Data section:
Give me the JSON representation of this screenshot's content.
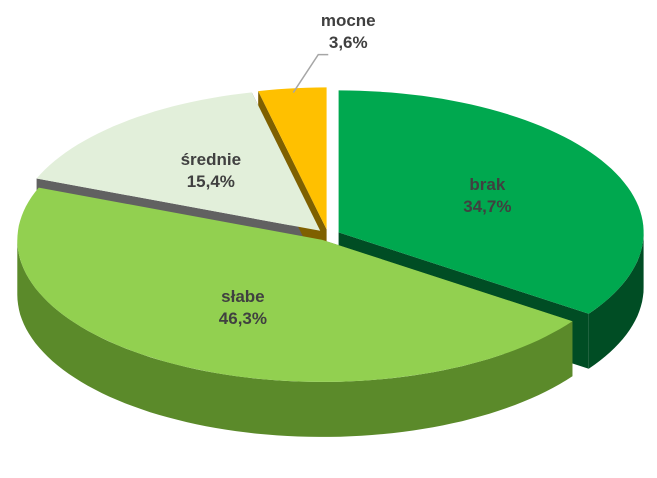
{
  "chart_data": {
    "type": "pie3d",
    "categories": [
      "brak",
      "słabe",
      "średnie",
      "mocne"
    ],
    "values": [
      34.7,
      46.3,
      15.4,
      3.6
    ],
    "value_labels": [
      "34,7%",
      "46,3%",
      "15,4%",
      "3,6%"
    ],
    "colors": [
      "#00a84f",
      "#92d050",
      "#e2efda",
      "#ffc000"
    ],
    "side_colors": [
      "#004d24",
      "#5b8a2a",
      "#616161",
      "#7f6000"
    ]
  }
}
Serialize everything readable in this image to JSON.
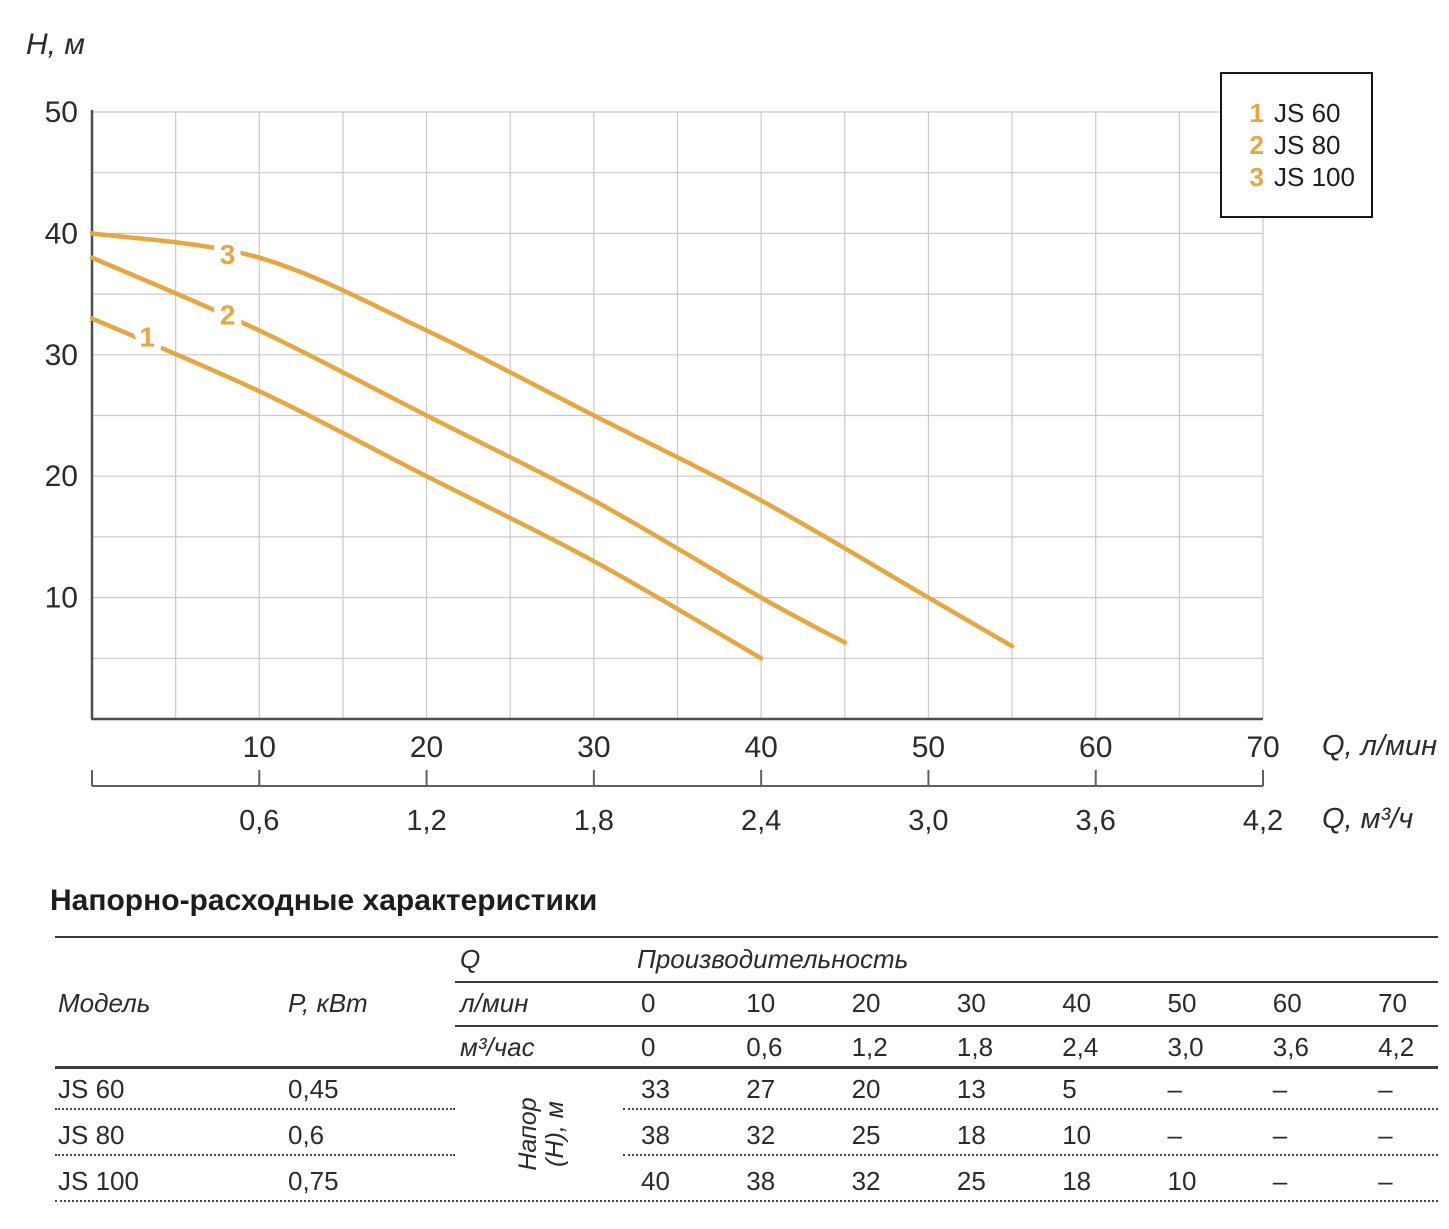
{
  "colors": {
    "accent": "#E7A63E",
    "grid": "#c9c9c9",
    "axis": "#4d4d4d",
    "ruler": "#5f5f5f",
    "text": "#2b2b2b",
    "legend_border": "#161616"
  },
  "chart_data": {
    "type": "line",
    "ylabel": "H, м",
    "xlabel_primary": "Q, л/мин",
    "xlabel_secondary": "Q, м³/ч",
    "xlim": [
      0,
      70
    ],
    "ylim": [
      0,
      50
    ],
    "grid_step": 5,
    "grid": true,
    "y_ticks": [
      50,
      40,
      30,
      20,
      10
    ],
    "x_ticks_primary": [
      10,
      20,
      30,
      40,
      50,
      60,
      70
    ],
    "x_ticks_secondary": [
      "0,6",
      "1,2",
      "1,8",
      "2,4",
      "3,0",
      "3,6",
      "4,2"
    ],
    "series": [
      {
        "num": "1",
        "name": "JS 60",
        "points": [
          [
            0,
            33
          ],
          [
            10,
            27
          ],
          [
            20,
            20
          ],
          [
            30,
            13
          ],
          [
            40,
            5
          ]
        ],
        "label_pos": [
          3.3,
          31.5
        ]
      },
      {
        "num": "2",
        "name": "JS 80",
        "points": [
          [
            0,
            38
          ],
          [
            10,
            32
          ],
          [
            20,
            25
          ],
          [
            30,
            18
          ],
          [
            40,
            10
          ],
          [
            45,
            6.3
          ]
        ],
        "label_pos": [
          8.1,
          33.3
        ]
      },
      {
        "num": "3",
        "name": "JS 100",
        "points": [
          [
            0,
            40
          ],
          [
            10,
            38
          ],
          [
            20,
            32
          ],
          [
            30,
            25
          ],
          [
            40,
            18
          ],
          [
            50,
            10
          ],
          [
            55,
            6
          ]
        ],
        "label_pos": [
          8.1,
          38.3
        ]
      }
    ],
    "legend": {
      "position": "top-right",
      "items": [
        {
          "num": "1",
          "label": "JS 60"
        },
        {
          "num": "2",
          "label": "JS 80"
        },
        {
          "num": "3",
          "label": "JS 100"
        }
      ]
    }
  },
  "table": {
    "title": "Напорно-расходные характеристики",
    "col_model": "Модель",
    "col_power": "P, кВт",
    "col_q": "Q",
    "perf_header": "Производительность",
    "unit_rows": [
      {
        "unit": "л/мин",
        "values": [
          "0",
          "10",
          "20",
          "30",
          "40",
          "50",
          "60",
          "70"
        ]
      },
      {
        "unit": "м³/час",
        "values": [
          "0",
          "0,6",
          "1,2",
          "1,8",
          "2,4",
          "3,0",
          "3,6",
          "4,2"
        ]
      }
    ],
    "rotated_label_line1": "Напор",
    "rotated_label_line2": "(H), м",
    "rows": [
      {
        "model": "JS 60",
        "power": "0,45",
        "values": [
          "33",
          "27",
          "20",
          "13",
          "5",
          "–",
          "–",
          "–"
        ]
      },
      {
        "model": "JS 80",
        "power": "0,6",
        "values": [
          "38",
          "32",
          "25",
          "18",
          "10",
          "–",
          "–",
          "–"
        ]
      },
      {
        "model": "JS 100",
        "power": "0,75",
        "values": [
          "40",
          "38",
          "32",
          "25",
          "18",
          "10",
          "–",
          "–"
        ]
      }
    ]
  }
}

What is being asked: Nothing but the pictures may be dropped; output the records above exactly.

The completed task:
Give me the JSON representation of this screenshot's content.
{
  "chart_data": {
    "type": "pie3d",
    "categories": [
      "brak",
      "słabe",
      "średnie",
      "mocne"
    ],
    "values": [
      34.7,
      46.3,
      15.4,
      3.6
    ],
    "value_labels": [
      "34,7%",
      "46,3%",
      "15,4%",
      "3,6%"
    ],
    "colors": [
      "#00a84f",
      "#92d050",
      "#e2efda",
      "#ffc000"
    ],
    "side_colors": [
      "#004d24",
      "#5b8a2a",
      "#616161",
      "#7f6000"
    ]
  }
}
Serialize everything readable in this image to JSON.
{
  "colors": {
    "accent": "#E7A63E",
    "grid": "#c9c9c9",
    "axis": "#4d4d4d",
    "ruler": "#5f5f5f",
    "text": "#2b2b2b",
    "legend_border": "#161616"
  },
  "chart_data": {
    "type": "line",
    "ylabel": "H, м",
    "xlabel_primary": "Q, л/мин",
    "xlabel_secondary": "Q, м³/ч",
    "xlim": [
      0,
      70
    ],
    "ylim": [
      0,
      50
    ],
    "grid_step": 5,
    "grid": true,
    "y_ticks": [
      50,
      40,
      30,
      20,
      10
    ],
    "x_ticks_primary": [
      10,
      20,
      30,
      40,
      50,
      60,
      70
    ],
    "x_ticks_secondary": [
      "0,6",
      "1,2",
      "1,8",
      "2,4",
      "3,0",
      "3,6",
      "4,2"
    ],
    "series": [
      {
        "num": "1",
        "name": "JS 60",
        "points": [
          [
            0,
            33
          ],
          [
            10,
            27
          ],
          [
            20,
            20
          ],
          [
            30,
            13
          ],
          [
            40,
            5
          ]
        ],
        "label_pos": [
          3.3,
          31.5
        ]
      },
      {
        "num": "2",
        "name": "JS 80",
        "points": [
          [
            0,
            38
          ],
          [
            10,
            32
          ],
          [
            20,
            25
          ],
          [
            30,
            18
          ],
          [
            40,
            10
          ],
          [
            45,
            6.3
          ]
        ],
        "label_pos": [
          8.1,
          33.3
        ]
      },
      {
        "num": "3",
        "name": "JS 100",
        "points": [
          [
            0,
            40
          ],
          [
            10,
            38
          ],
          [
            20,
            32
          ],
          [
            30,
            25
          ],
          [
            40,
            18
          ],
          [
            50,
            10
          ],
          [
            55,
            6
          ]
        ],
        "label_pos": [
          8.1,
          38.3
        ]
      }
    ],
    "legend": {
      "position": "top-right",
      "items": [
        {
          "num": "1",
          "label": "JS 60"
        },
        {
          "num": "2",
          "label": "JS 80"
        },
        {
          "num": "3",
          "label": "JS 100"
        }
      ]
    }
  },
  "table": {
    "title": "Напорно-расходные характеристики",
    "col_model": "Модель",
    "col_power": "P, кВт",
    "col_q": "Q",
    "perf_header": "Производительность",
    "unit_rows": [
      {
        "unit": "л/мин",
        "values": [
          "0",
          "10",
          "20",
          "30",
          "40",
          "50",
          "60",
          "70"
        ]
      },
      {
        "unit": "м³/час",
        "values": [
          "0",
          "0,6",
          "1,2",
          "1,8",
          "2,4",
          "3,0",
          "3,6",
          "4,2"
        ]
      }
    ],
    "rotated_label_line1": "Напор",
    "rotated_label_line2": "(H), м",
    "rows": [
      {
        "model": "JS 60",
        "power": "0,45",
        "values": [
          "33",
          "27",
          "20",
          "13",
          "5",
          "–",
          "–",
          "–"
        ]
      },
      {
        "model": "JS 80",
        "power": "0,6",
        "values": [
          "38",
          "32",
          "25",
          "18",
          "10",
          "–",
          "–",
          "–"
        ]
      },
      {
        "model": "JS 100",
        "power": "0,75",
        "values": [
          "40",
          "38",
          "32",
          "25",
          "18",
          "10",
          "–",
          "–"
        ]
      }
    ]
  }
}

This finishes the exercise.